# start of Data for this exercise
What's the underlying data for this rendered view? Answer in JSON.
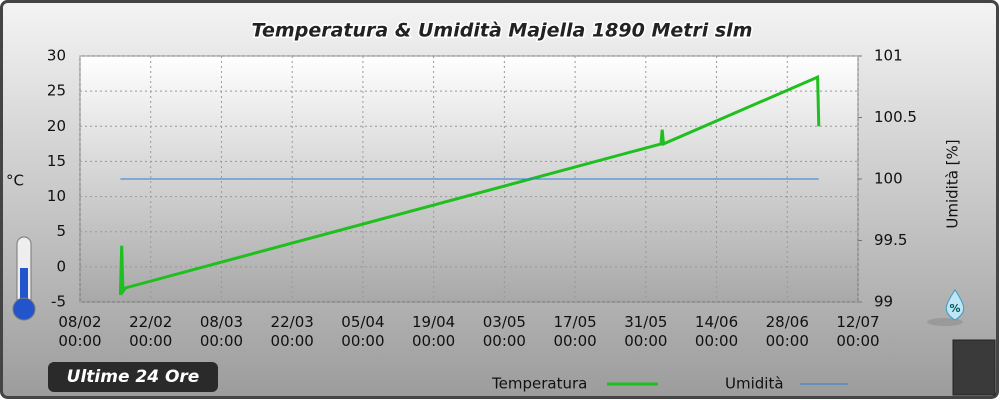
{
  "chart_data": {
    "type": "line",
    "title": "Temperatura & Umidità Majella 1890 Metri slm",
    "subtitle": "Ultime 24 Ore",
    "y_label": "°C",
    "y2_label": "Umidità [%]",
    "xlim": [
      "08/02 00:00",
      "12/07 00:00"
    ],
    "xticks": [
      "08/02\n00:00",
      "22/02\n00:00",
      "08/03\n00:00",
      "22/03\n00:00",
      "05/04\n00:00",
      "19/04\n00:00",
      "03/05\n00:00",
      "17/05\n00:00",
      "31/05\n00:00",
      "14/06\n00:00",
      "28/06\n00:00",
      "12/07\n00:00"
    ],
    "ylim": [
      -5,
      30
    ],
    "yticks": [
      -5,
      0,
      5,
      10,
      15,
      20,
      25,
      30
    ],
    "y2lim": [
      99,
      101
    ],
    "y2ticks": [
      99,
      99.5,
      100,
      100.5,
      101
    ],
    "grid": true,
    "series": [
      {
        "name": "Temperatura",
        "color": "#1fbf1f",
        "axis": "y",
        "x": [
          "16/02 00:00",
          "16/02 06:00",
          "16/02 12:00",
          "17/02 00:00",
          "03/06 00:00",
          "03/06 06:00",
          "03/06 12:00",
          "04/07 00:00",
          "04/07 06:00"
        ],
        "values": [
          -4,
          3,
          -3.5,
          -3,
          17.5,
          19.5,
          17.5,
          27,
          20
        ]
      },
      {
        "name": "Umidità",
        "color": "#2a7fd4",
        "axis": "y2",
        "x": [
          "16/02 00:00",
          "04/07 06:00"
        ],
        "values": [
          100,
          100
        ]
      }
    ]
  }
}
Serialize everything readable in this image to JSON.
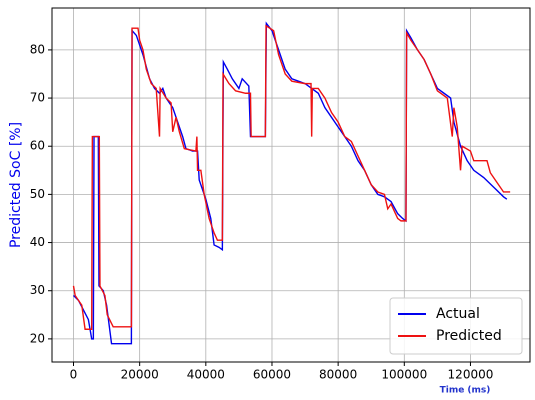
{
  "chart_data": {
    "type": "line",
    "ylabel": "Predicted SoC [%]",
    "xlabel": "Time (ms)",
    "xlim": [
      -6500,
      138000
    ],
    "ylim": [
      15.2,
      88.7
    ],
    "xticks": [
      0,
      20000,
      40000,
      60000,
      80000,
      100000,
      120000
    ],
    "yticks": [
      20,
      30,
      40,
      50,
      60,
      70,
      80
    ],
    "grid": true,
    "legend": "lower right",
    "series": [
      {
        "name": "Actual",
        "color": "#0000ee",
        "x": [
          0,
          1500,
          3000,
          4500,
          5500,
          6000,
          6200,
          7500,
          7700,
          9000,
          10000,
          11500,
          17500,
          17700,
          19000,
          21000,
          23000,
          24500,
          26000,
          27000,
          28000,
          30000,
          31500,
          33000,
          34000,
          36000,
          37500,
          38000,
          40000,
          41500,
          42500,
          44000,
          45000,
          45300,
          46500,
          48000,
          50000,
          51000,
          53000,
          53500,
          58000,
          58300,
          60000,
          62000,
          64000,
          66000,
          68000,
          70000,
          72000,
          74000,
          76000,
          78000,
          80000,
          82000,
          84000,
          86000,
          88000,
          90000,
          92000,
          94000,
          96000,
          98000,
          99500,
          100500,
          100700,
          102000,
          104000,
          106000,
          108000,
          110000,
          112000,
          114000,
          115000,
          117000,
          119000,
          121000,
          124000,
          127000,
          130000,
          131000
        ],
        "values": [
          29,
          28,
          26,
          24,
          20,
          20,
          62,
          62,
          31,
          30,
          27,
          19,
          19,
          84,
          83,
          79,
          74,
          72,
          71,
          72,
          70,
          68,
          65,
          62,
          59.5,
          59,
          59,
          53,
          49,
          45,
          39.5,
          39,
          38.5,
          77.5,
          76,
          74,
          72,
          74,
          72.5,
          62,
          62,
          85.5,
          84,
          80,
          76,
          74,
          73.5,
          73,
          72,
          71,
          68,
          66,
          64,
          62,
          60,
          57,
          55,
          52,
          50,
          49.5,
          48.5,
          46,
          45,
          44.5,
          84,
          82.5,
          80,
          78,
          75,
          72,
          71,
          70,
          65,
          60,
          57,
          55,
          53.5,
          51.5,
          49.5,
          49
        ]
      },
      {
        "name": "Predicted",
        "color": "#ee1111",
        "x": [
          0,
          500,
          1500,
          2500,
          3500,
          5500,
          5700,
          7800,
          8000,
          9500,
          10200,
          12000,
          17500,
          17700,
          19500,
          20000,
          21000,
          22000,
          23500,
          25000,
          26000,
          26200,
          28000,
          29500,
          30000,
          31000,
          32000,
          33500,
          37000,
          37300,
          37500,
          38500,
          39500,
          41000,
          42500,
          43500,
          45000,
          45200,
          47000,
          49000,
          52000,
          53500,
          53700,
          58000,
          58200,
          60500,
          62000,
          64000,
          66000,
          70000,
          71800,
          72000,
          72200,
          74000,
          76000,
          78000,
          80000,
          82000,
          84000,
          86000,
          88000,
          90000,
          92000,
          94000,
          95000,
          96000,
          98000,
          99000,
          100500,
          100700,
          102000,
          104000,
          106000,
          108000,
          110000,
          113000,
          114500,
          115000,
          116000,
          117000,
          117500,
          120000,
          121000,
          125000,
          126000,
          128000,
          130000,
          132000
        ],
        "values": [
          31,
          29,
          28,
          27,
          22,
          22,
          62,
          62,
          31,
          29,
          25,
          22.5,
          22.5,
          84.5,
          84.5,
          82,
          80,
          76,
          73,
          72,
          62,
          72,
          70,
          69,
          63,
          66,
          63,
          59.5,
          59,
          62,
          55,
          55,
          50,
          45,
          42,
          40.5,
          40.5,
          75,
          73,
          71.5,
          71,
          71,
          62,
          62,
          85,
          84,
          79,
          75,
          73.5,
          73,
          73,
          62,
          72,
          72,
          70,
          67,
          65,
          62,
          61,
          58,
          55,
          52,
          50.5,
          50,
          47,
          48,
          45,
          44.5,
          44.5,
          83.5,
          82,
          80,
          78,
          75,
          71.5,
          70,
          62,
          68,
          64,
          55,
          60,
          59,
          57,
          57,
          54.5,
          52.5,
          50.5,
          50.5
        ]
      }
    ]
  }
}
# end of Data for this exercise
# start of Data for this exercise
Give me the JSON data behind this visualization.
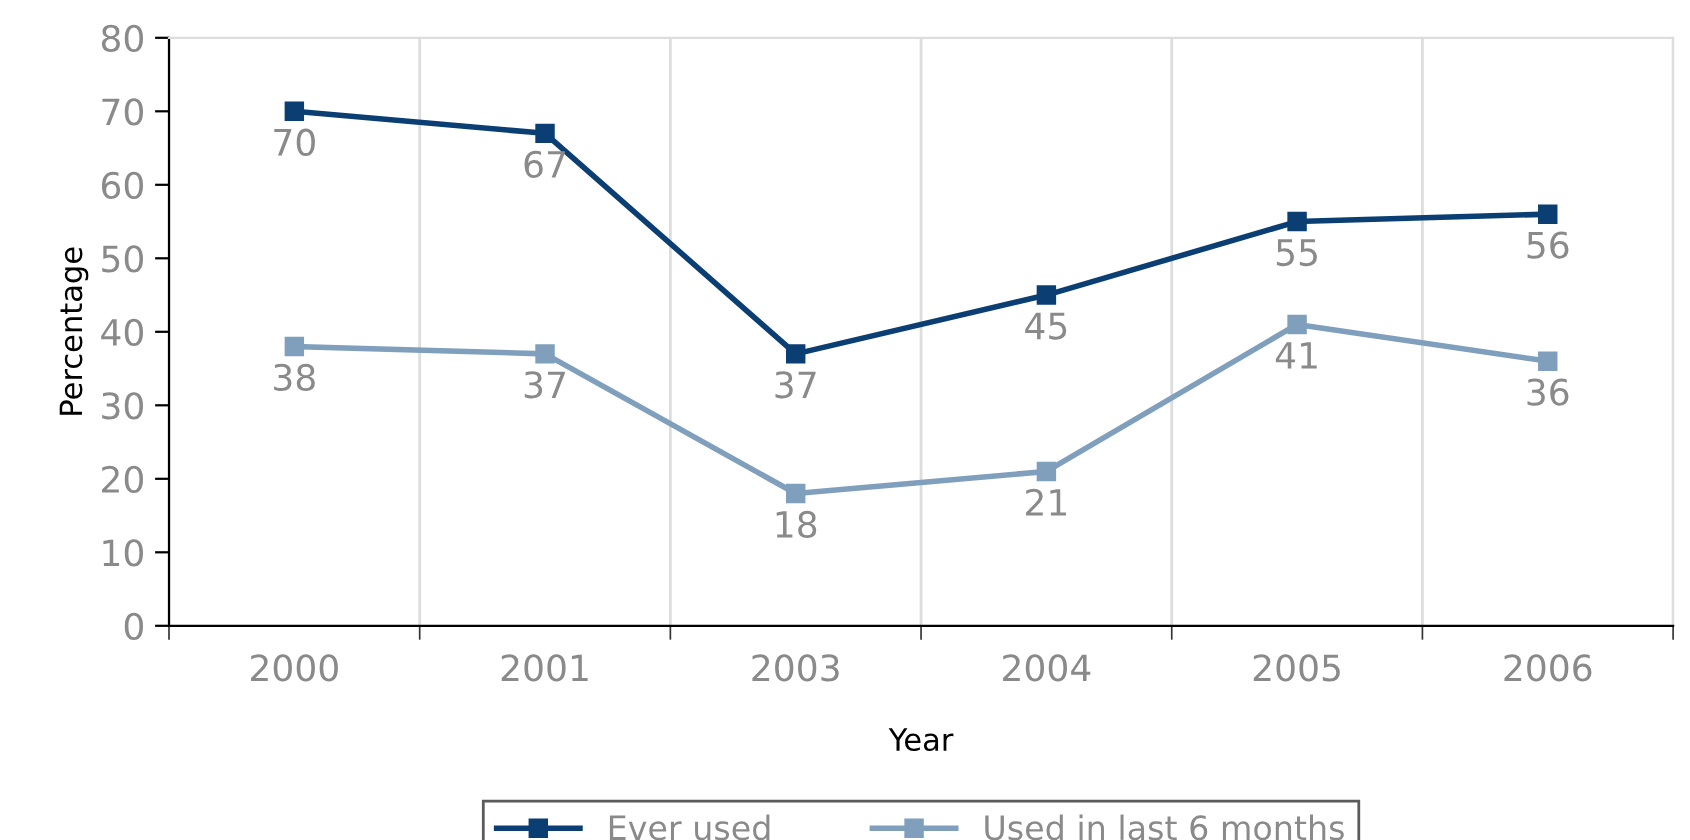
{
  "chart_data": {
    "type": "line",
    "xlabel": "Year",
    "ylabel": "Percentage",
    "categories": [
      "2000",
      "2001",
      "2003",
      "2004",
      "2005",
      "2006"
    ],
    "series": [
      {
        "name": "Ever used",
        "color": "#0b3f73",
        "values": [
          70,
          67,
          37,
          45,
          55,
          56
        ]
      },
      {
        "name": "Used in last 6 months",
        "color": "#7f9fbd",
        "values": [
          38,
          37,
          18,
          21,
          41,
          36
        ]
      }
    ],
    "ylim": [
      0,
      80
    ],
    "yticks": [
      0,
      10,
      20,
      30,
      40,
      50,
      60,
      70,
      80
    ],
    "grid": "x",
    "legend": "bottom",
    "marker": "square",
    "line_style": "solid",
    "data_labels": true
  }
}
# end of Data for this exercise
# What is asked
Check each line above for the string "Predicted" and report how many lines have it, giving only the number.

# Solution for this problem
2